All 18 States With No Statewide Handheld Phone Ban
| Rank | State | DD Fatalities per 100K Drivers | Vulnerability Score |
| 1 | New Mexico | 16.95 | 100.0 |
| 2 | Kentucky | 7.08 | 58.3 |
| 3 | Kansas | 6.72 | 56.9 |
| 4 | Wyoming | 4.27 | 46.5 |
| 5 | Texas | 3.49 | 43.2 |
| 6 | Oklahoma | 3.43 | 43.0 |
| 7 | Florida | 3.00 | 41.2 |
| 8 | Montana | 2.47 | 39.0 |
| 9 | South Carolina | 1.76 | 36.0 |
| 10 | North Carolina | 1.64 | 35.5 |
| 11 | North Dakota | 1.54 | 35.0 |
| 12 | Arkansas | 1.51 | 34.9 |
| 13 | Wisconsin | 1.40 | 34.4 |
| 14 | Nebraska | 1.33 | 34.1 |
| 15 | South Dakota | 1.26 | 33.9 |
| 16 | Utah | 1.23 | 33.7 |
| 17 | Mississippi | 1.17 | 33.5 |
| 18 | Alaska | 0.80 | 32.0 |
Eighteen states still have no comprehensive statewide ban on holding a phone while driving. These states account for all of the top 8 positions on the Vulnerability Index. The fatality rate gap within this group is vast: New Mexico’s rate (16.95) is more than 21 times Alaska’s (0.80), indicating that the absence of a ban is only one part of the vulnerability equation, road conditions, enforcement culture, and driving patterns also play significant roles.

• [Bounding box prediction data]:
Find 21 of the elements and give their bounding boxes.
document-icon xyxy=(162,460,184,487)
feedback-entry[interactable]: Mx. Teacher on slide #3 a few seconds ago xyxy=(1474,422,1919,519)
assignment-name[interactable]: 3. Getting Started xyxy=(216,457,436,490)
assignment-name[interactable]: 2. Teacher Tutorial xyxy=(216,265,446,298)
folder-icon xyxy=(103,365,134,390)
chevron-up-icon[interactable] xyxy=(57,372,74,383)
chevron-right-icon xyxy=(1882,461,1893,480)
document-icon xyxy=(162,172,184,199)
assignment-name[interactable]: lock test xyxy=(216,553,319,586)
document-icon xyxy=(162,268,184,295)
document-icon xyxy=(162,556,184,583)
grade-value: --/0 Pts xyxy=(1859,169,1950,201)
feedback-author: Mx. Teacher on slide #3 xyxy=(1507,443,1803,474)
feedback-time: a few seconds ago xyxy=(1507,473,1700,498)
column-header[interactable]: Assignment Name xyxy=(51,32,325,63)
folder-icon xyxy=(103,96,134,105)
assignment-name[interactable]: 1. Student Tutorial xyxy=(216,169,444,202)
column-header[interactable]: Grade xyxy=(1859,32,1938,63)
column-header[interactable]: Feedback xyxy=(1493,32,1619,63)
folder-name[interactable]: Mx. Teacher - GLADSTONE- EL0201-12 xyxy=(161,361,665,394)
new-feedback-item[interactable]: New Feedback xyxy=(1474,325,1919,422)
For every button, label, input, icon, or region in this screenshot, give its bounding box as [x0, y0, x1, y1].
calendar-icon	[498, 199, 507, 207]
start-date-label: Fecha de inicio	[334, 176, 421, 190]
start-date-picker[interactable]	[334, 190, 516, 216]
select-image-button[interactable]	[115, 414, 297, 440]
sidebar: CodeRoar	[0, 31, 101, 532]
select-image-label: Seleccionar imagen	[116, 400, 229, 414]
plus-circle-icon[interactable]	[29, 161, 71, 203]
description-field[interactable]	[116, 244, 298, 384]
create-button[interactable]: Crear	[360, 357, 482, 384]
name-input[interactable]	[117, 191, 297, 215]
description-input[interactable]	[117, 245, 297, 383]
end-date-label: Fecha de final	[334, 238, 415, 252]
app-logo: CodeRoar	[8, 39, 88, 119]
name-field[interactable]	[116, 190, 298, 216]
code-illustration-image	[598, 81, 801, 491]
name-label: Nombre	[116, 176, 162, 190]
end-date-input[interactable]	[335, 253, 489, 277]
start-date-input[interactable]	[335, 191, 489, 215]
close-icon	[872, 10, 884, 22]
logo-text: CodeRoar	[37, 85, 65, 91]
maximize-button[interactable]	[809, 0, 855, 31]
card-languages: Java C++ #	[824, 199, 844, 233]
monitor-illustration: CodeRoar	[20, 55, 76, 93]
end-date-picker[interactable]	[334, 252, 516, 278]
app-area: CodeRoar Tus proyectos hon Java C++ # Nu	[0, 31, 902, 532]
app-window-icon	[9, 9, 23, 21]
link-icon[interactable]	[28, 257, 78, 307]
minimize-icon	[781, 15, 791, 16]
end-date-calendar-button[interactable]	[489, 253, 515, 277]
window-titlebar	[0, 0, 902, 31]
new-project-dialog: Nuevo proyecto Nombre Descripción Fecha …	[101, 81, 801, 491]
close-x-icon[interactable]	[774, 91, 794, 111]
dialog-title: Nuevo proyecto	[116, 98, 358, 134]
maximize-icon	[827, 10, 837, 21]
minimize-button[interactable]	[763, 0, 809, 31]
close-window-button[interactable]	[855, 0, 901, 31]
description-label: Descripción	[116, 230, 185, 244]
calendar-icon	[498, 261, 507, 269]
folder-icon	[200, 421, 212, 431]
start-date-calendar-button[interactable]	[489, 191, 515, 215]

• [Required actions]:
1. Answer these questions about the phone ban text:
(a) Which state ranks 4th, and what is its Vulnerability Score?
(b) New Mexico's fatality rate is more than how many times Alaska's?
(c) What is Utah's DD fatality rate per 100K drivers?
2. Can you extend the text about states with no statewide handheld phone ban, starting after its last sentence?

• [Answers by item number]:
1.
(a) Wyoming, with a Vulnerability Score of 46.5.
(b) More than 21 times.
(c) 1.23.

2.
The 3 “Weak Ban” States: Secondary Enforcement Only
| Rank | State | Avg Annual DD Fatalities (2019–2023) | DD Fatalities per 100K Drivers | Vulnerability Score |
| 20 | Missouri | 136.4 | 3.19 | 27.0 |
| 21 | Alabama | 84.4 | 2.08 | 22.3 |
| 22 | Colorado | 90.2 | 2.06 | 22.2 |
Missouri, Alabama, and Colorado are the only three states where a handheld phone ban exists on the books but is classified as a secondary offense, meaning law enforcement cannot initiate a traffic stop solely for phone use. Missouri’s Siddens Bening Hands Free Law, enacted in 2023, places the state at Vulnerability Rank #20 with a score of 27.0. The very behavior the Harvard working paper identifies, drivers reaching for their phones to stream new music, is effectively unpoliced in these three states unless another traffic violation occurs simultaneously.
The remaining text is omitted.